--- Records for this exercise ---
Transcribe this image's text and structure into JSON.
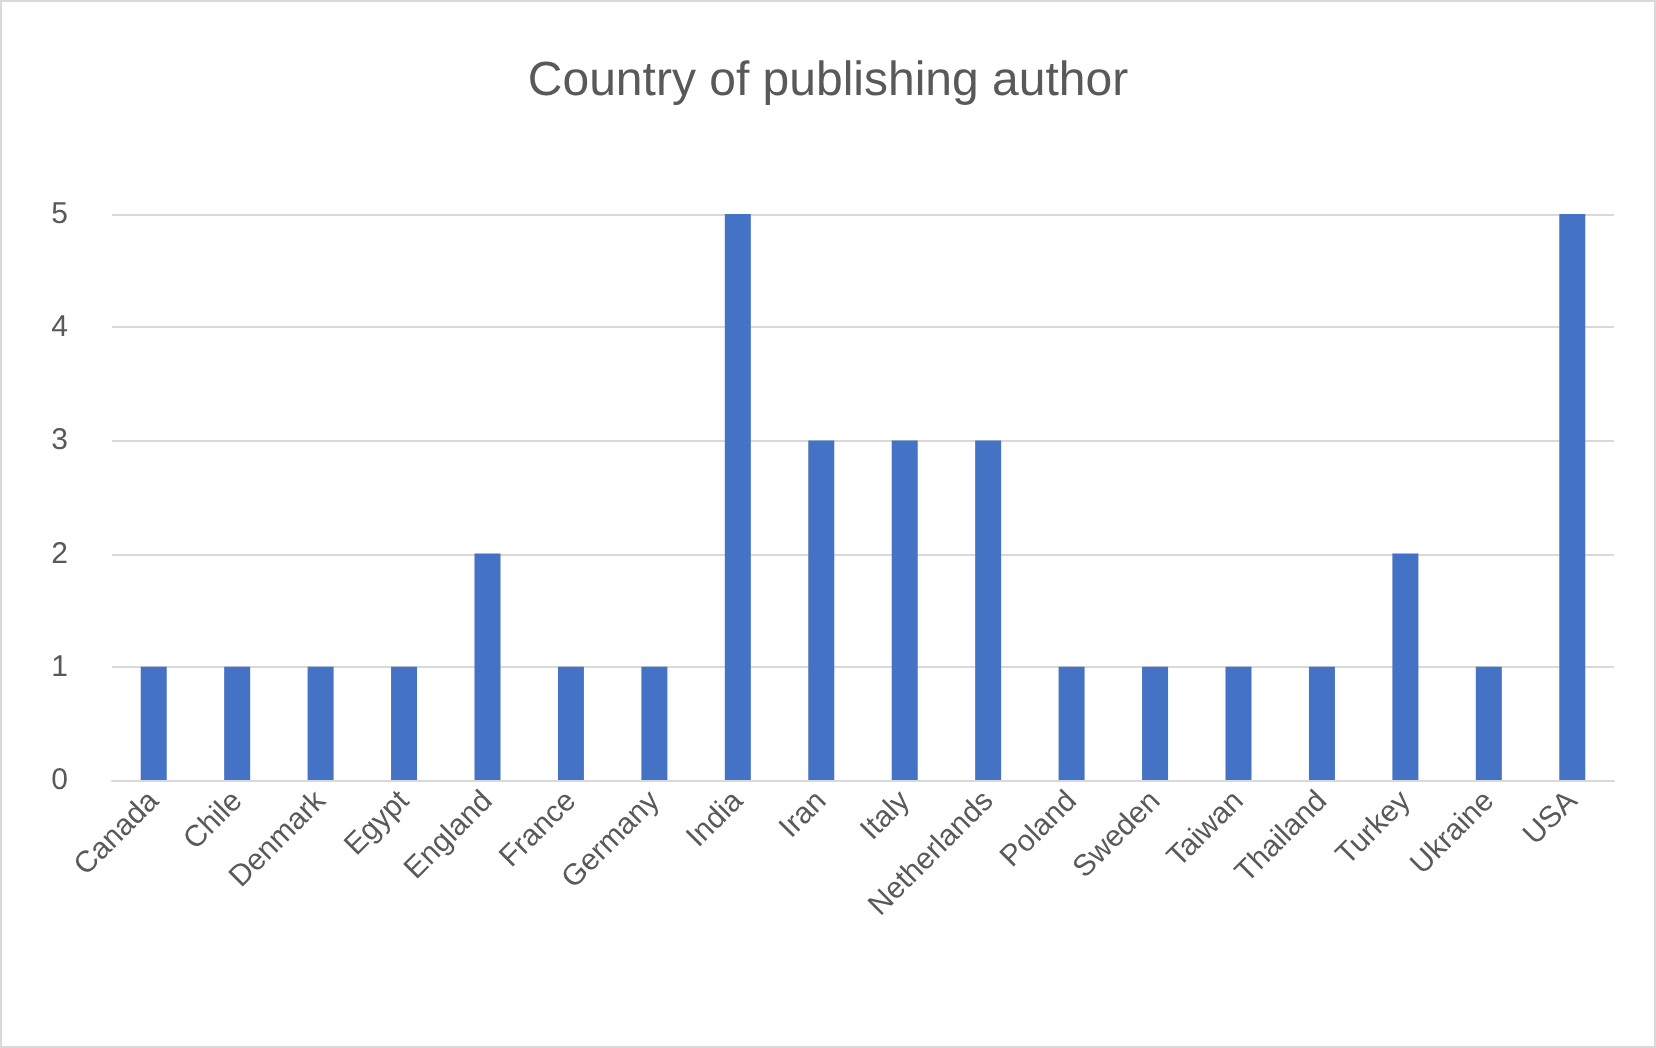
{
  "chart_data": {
    "type": "bar",
    "title": "Country of publishing author",
    "categories": [
      "Canada",
      "Chile",
      "Denmark",
      "Egypt",
      "England",
      "France",
      "Germany",
      "India",
      "Iran",
      "Italy",
      "Netherlands",
      "Poland",
      "Sweden",
      "Taiwan",
      "Thailand",
      "Turkey",
      "Ukraine",
      "USA"
    ],
    "values": [
      1,
      1,
      1,
      1,
      2,
      1,
      1,
      5,
      3,
      3,
      3,
      1,
      1,
      1,
      1,
      2,
      1,
      5
    ],
    "color": "#4472c4",
    "ylim": [
      0,
      5
    ],
    "yticks": [
      0,
      1,
      2,
      3,
      4,
      5
    ],
    "grid": "y"
  }
}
---
What comes back should match the records exactly, minus any pictures.

In response:
Transcribe this image's text and structure into JSON.
{
  "chart_data": {
    "type": "bar",
    "title": "Country of publishing author",
    "categories": [
      "Canada",
      "Chile",
      "Denmark",
      "Egypt",
      "England",
      "France",
      "Germany",
      "India",
      "Iran",
      "Italy",
      "Netherlands",
      "Poland",
      "Sweden",
      "Taiwan",
      "Thailand",
      "Turkey",
      "Ukraine",
      "USA"
    ],
    "values": [
      1,
      1,
      1,
      1,
      2,
      1,
      1,
      5,
      3,
      3,
      3,
      1,
      1,
      1,
      1,
      2,
      1,
      5
    ],
    "color": "#4472c4",
    "ylim": [
      0,
      5
    ],
    "yticks": [
      0,
      1,
      2,
      3,
      4,
      5
    ],
    "grid": "y"
  }
}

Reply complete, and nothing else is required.